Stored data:
..............................

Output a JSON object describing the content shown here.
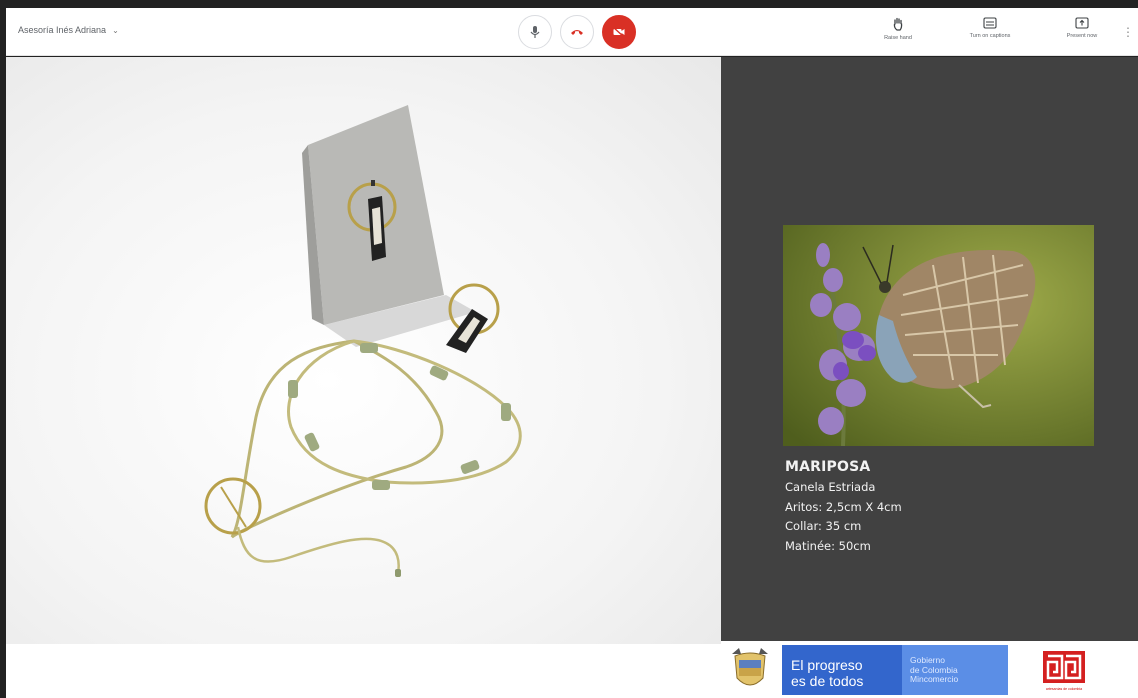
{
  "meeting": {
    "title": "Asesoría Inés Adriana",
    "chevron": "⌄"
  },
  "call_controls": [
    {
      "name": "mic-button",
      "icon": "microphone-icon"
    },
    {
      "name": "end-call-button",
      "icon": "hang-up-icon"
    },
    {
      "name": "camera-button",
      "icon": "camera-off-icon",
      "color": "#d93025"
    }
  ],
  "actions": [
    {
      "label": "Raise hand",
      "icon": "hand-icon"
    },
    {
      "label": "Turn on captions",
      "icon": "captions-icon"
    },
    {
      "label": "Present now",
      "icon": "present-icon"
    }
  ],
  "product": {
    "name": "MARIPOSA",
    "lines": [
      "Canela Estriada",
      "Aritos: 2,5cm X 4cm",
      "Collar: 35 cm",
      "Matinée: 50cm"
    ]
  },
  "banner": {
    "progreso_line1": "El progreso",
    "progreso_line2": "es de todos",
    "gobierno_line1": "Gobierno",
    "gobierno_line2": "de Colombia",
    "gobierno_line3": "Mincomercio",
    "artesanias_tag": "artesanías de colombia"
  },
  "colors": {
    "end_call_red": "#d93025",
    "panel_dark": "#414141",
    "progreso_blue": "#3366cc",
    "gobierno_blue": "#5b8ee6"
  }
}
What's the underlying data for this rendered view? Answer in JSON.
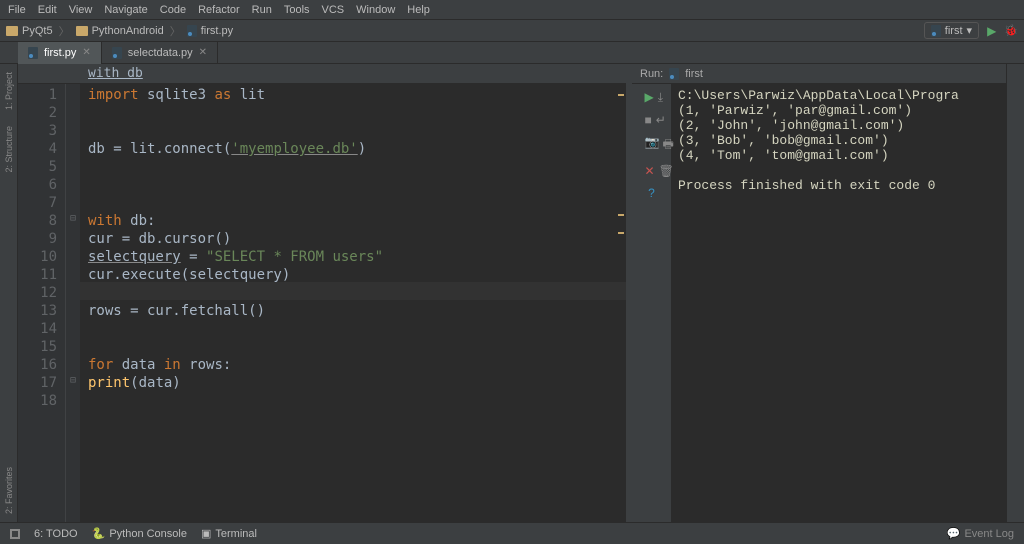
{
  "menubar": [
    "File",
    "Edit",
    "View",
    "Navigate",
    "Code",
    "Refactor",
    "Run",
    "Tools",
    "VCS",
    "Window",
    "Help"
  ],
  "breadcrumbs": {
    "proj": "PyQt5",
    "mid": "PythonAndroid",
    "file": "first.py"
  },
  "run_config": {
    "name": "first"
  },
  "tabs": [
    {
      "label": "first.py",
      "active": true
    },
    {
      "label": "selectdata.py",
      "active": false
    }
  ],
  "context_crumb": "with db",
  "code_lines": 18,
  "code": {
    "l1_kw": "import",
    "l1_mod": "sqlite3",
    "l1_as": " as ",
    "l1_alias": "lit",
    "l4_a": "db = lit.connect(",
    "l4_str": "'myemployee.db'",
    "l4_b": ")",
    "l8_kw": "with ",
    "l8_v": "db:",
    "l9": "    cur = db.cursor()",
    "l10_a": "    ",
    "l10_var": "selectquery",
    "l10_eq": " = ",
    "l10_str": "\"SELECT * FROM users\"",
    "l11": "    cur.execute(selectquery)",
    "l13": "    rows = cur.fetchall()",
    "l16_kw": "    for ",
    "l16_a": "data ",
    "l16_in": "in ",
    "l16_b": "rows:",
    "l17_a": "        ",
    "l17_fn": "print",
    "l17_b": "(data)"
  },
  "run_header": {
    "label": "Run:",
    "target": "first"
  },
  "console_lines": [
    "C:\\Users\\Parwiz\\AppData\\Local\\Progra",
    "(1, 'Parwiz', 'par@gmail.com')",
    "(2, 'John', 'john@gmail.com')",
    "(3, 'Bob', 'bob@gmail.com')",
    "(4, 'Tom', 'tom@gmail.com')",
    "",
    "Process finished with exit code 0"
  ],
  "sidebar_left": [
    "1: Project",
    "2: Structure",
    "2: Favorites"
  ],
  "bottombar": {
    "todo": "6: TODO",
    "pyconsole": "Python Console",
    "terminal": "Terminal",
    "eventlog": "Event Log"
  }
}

..............................

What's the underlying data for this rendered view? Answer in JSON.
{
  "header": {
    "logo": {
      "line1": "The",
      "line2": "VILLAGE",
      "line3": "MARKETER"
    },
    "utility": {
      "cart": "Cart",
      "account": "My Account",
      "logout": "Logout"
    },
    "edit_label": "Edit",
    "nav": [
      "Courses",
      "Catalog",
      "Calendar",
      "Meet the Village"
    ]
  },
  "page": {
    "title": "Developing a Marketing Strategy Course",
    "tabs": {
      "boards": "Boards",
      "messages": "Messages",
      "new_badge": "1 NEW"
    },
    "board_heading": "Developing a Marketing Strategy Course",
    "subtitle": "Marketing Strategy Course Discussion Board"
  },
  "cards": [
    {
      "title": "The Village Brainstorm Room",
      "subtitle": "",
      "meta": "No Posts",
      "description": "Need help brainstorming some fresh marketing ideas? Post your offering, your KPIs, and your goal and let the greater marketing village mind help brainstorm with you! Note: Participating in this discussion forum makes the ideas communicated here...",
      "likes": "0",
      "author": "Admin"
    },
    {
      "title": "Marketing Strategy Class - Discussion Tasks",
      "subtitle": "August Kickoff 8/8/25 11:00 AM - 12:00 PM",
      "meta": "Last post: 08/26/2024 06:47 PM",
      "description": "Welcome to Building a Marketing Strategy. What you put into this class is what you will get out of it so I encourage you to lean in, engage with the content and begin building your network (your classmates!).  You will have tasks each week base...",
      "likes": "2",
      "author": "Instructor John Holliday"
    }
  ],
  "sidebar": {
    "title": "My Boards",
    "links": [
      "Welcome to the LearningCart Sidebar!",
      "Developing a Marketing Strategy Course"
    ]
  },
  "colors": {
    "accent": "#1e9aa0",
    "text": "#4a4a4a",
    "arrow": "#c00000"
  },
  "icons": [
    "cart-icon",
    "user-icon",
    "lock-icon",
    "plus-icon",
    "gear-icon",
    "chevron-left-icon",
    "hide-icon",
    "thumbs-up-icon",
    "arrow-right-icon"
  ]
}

..............................

Take every line containing the word "your" and copy it.

• _WORKED ANSWER_:
      "description": "Need help brainstorming some fresh marketing ideas? Post your offering, your KPIs, and your goal and let the greater marketing village mind help brainstorm with you! Note: Participating in this discussion forum makes the ideas communicated here...",
      "description": "Welcome to Building a Marketing Strategy. What you put into this class is what you will get out of it so I encourage you to lean in, engage with the content and begin building your network (your classmates!).  You will have tasks each week base...",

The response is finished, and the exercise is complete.